Activities:
1. Answer the questions below from the HierarchyID text, marking each answer (a), (b), or (c).
(a) Which database does the script in Listing 12-6 switch to?
(b) What hierarchy value is inserted for the row named 'Germany'?
(c) According to the paragraph after the listing, in what form does SQL Server store the strings?
2. Decide whether each statement below agrees with the HierarchyID text. Answer yes or no, and quote the words from the text that decide it.
(a) The SalesAreaName column accepts NULL values.
(b) The row for 'New York' has a SalesYTD value of 120000.
(c) The size comparison between the HierarchyID column and the INT column is made with the query in Listing 12-6.
*** Selected text ***
We can create and populate this table by using the script in Listing 12-6.
Listing 12-6 Create Table with HierarchyID
USE WideWorldImporters GO CREATE TABLE Sales.SalesAreaHierarchyID ( SalesAreaID INT NOT NULL PRIMARY KEY, SalesAreaHierarchy HIERARCHYID NOT NULL, SalesAreaName NVARCHAR(20) NOT NULL, CountOfSalesPeople INT NULL, SalesYTD MONEY NULL ) ; INSERT INTO Sales.SalesAreaHierarchyID ( SalesAreaID , SalesAreaHierarchy , SalesAreaName , CountOfSalesPeople , SalesYTD ) VALUES (1, '/', 'GlobalSales', NULL, NULL), (2, '/1/', 'Europe', NULL, NULL), (3, '/2/', 'America', NULL, NULL), (4, '/1/1/', 'UK', 3, 300000), (5, '/1/2/', 'Western Europe', NULL, NULL), (6, '/1/3/', 'Eastern Europe', NULL, NULL), (7, '/2/1/', 'Canada', 4, 350000), (8, '/2/2/', 'USA', NULL, NULL), (9, '/2/3/', 'LATAM', NULL, NULL), (10, '/1/2/1/', 'Germany', 3, 150000), (11, '/1/2/2/', 'France', 2, 100000), (12, '/1/3/1/', 'Hungary', 1, 50000), (13, '/1/3/2/', 'Slovakia', 2, 80000), (14, '/2/2/1/', 'Eastern', 4, 140000), (15, '/2/2/2/', 'Western', 3, 280000), (16, '/2/3/1/', 'Brazil', 1, 100000), (17, '/2/3/2/', 'Agentina', 2, 70000), (18, '/2/2/1/1/', 'New York', 2, 120000) ;
Even though we have inserted human-readable strings into the SalesAreaHierarchyID column, SQL Server converts these strings and stores them as hexadecimal values. This makes the column extremely compact and efficient. The size of the HierarchyID column and that of the INT column used for the ParentSalesAreaID column in the traditional hierarchy can be compared using the query in Listing 12-7.
*** End of Selected text ***
*** Data records ***
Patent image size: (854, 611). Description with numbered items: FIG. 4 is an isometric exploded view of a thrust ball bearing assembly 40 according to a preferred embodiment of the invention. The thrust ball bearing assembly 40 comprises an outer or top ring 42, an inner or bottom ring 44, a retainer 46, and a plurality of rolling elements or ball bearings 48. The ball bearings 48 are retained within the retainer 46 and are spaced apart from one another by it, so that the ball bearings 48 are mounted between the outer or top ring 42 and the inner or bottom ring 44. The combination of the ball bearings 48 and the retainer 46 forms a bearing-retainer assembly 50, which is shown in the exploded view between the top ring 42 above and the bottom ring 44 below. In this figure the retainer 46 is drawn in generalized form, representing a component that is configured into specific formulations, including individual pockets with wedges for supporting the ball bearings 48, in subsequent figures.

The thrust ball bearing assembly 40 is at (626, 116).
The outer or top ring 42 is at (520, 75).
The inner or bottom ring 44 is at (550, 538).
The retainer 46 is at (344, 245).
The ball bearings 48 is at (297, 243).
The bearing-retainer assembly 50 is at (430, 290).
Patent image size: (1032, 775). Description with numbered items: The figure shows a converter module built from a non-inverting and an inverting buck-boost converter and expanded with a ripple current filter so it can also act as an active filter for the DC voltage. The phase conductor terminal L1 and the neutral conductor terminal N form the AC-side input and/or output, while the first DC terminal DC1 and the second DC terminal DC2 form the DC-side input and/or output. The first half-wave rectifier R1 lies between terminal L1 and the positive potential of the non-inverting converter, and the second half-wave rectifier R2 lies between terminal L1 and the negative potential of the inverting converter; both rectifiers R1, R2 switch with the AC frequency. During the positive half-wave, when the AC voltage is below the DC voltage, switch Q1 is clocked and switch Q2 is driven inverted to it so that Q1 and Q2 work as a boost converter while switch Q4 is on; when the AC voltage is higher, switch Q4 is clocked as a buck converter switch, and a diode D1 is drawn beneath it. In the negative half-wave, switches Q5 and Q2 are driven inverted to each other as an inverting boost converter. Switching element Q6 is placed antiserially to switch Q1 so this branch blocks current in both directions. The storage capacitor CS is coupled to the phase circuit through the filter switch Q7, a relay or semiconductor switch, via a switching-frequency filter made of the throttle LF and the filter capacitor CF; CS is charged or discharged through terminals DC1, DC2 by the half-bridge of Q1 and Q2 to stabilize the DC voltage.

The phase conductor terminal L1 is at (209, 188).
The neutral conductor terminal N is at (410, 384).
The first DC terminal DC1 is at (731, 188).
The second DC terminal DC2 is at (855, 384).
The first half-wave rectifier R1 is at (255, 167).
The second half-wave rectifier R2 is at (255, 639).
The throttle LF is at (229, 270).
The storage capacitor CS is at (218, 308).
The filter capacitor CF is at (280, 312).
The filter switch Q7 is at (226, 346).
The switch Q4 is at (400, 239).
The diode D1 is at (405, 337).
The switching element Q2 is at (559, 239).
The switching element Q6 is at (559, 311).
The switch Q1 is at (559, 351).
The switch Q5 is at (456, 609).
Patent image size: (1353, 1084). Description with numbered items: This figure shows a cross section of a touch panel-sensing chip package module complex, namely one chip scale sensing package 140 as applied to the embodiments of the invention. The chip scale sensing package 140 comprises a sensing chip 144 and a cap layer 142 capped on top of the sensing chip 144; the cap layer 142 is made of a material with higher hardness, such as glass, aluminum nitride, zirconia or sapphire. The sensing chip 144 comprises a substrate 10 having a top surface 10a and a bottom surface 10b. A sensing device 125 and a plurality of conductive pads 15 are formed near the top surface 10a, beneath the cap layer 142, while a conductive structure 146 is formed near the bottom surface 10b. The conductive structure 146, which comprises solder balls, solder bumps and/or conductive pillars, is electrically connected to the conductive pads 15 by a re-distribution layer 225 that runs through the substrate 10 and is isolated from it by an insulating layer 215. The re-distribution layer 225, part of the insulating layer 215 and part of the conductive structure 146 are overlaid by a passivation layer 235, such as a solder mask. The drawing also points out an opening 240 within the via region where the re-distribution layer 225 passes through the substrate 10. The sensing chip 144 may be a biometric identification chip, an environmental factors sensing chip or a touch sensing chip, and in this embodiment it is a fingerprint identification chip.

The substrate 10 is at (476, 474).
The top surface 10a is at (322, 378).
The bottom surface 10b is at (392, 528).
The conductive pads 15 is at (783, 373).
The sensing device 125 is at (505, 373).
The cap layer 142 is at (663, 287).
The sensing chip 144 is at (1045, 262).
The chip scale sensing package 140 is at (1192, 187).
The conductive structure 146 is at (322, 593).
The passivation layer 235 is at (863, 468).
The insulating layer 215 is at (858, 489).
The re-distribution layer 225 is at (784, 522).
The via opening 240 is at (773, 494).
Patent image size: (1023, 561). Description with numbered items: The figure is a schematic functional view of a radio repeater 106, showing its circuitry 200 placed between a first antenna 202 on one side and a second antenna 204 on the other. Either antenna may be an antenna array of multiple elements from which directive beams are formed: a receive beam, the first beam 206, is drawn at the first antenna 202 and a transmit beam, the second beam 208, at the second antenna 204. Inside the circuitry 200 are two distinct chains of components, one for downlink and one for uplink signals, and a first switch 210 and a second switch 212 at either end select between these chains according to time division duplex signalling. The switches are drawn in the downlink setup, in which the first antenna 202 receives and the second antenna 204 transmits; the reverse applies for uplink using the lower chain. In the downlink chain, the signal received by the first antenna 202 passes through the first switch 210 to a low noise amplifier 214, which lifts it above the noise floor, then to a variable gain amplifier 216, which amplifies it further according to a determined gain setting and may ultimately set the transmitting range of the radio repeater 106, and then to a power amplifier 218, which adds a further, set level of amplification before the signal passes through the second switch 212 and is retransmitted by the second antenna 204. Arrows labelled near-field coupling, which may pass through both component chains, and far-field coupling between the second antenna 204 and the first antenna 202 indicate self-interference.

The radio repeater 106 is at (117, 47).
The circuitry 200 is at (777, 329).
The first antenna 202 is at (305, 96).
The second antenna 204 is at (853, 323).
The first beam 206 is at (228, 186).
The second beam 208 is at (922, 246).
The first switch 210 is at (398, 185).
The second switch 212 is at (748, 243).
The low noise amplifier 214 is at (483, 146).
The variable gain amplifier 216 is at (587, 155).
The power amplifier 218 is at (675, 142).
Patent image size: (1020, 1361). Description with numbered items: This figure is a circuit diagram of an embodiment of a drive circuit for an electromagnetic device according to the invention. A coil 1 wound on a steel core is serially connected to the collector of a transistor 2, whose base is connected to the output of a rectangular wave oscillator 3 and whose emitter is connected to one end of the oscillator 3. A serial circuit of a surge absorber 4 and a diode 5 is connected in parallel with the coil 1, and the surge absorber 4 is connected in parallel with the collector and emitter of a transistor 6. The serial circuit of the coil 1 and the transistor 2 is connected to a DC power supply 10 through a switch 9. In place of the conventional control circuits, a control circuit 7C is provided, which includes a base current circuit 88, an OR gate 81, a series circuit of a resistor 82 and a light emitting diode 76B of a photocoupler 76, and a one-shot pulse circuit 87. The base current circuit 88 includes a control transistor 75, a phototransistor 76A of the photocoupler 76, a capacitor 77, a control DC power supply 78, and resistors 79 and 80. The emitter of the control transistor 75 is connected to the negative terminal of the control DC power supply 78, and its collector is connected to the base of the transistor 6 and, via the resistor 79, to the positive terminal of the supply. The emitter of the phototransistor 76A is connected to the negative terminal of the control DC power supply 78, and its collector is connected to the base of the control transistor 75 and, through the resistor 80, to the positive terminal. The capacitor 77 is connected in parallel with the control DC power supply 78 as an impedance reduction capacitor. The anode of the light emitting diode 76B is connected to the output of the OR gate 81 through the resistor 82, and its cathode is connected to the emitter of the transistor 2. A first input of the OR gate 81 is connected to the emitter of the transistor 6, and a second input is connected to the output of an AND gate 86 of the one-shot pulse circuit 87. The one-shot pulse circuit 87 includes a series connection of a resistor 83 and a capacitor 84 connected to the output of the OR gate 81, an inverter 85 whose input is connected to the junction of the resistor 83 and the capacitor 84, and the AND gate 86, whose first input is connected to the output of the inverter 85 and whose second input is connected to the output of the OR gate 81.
*** End of Data records ***
Solutions to the tasks:
1.
(a) WideWorldImporters
(b) '/1/2/1/'
(c) As hexadecimal values

2.
(a) No: "SalesAreaName NVARCHAR(20) NOT NULL"
(b) Yes: "(18, '/2/2/1/1/', 'New York', 2, 120000)"
(c) No: "can be compared using the query in Listing 12-7"